Pick out all lines with the word "систем" from the records that follow.

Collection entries
════════════════════

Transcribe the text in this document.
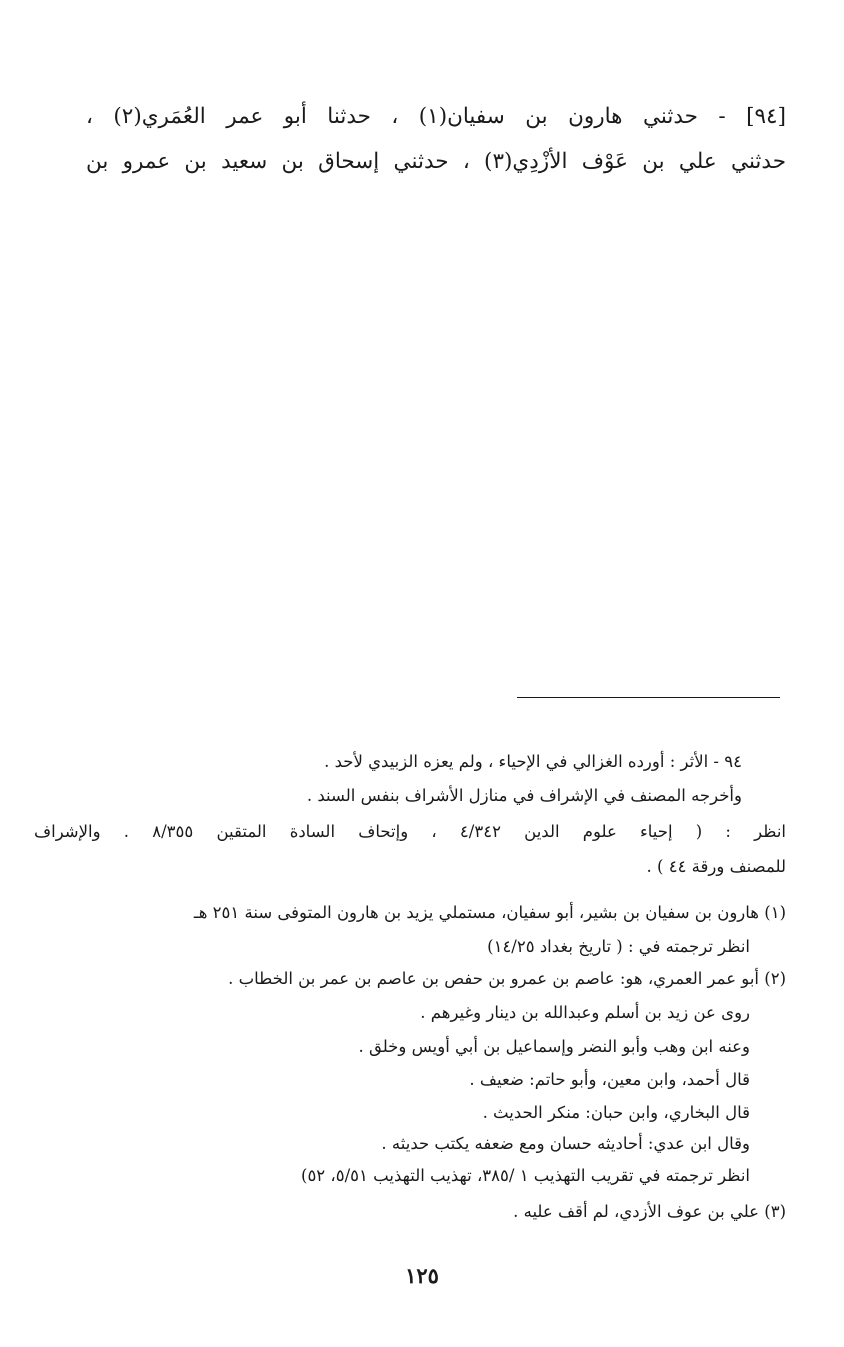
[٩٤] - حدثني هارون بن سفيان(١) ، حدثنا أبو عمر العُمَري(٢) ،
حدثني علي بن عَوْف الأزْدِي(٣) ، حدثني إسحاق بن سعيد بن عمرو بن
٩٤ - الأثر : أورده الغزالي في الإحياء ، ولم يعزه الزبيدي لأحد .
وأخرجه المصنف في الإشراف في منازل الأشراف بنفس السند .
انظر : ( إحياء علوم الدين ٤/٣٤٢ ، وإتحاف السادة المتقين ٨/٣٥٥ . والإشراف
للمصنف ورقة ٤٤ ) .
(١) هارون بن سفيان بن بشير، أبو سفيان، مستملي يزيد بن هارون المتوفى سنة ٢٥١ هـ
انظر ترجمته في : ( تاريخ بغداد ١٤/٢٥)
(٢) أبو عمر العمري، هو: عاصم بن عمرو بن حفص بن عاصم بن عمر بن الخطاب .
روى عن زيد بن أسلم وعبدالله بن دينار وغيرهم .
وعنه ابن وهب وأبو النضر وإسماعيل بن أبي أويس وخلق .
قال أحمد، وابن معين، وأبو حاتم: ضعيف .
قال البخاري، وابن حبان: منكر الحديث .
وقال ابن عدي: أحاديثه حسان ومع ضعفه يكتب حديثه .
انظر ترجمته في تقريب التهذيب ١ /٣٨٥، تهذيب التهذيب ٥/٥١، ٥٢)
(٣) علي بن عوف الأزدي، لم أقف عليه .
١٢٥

════════════════════

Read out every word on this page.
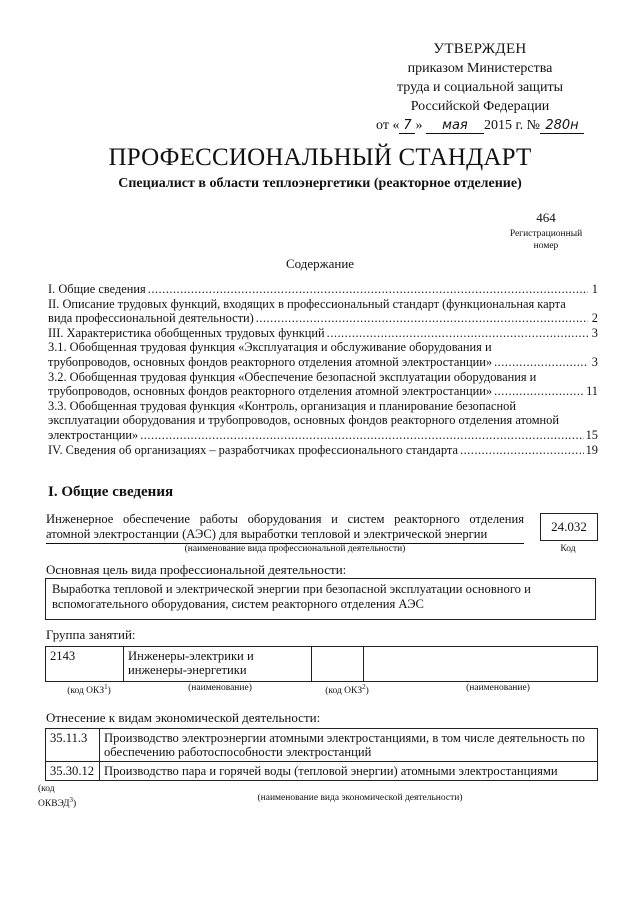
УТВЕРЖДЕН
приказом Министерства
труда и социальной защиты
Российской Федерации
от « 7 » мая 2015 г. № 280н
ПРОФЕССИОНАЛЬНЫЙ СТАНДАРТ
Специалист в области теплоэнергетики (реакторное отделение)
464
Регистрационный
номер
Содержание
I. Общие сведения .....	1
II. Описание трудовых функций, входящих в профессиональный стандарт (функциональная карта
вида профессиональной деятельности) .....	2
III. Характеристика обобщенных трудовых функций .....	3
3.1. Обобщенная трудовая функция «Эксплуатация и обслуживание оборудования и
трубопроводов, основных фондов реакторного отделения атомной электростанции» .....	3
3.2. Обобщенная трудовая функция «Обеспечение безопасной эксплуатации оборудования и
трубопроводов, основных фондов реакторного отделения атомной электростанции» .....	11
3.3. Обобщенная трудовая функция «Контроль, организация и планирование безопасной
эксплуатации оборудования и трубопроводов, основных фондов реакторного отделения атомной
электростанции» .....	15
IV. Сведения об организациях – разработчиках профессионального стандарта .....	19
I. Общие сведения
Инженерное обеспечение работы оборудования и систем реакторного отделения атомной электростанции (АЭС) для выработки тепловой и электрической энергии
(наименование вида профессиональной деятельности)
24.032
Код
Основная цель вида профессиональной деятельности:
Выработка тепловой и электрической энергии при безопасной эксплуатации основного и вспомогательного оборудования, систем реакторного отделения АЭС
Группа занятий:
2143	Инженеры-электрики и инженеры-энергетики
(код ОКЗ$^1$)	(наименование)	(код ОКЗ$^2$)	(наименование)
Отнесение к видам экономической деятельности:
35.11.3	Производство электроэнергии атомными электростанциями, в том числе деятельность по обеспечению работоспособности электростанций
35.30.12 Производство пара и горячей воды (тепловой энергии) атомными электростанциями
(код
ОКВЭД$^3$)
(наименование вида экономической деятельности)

════════════════════

_WRITTEN SOLUTION:_
Инженерное обеспечение работы оборудования и систем реакторного отделения атомной электростанции (АЭС) для выработки тепловой и электрической энергии
Выработка тепловой и электрической энергии при безопасной эксплуатации основного и вспомогательного оборудования, систем реакторного отделения АЭС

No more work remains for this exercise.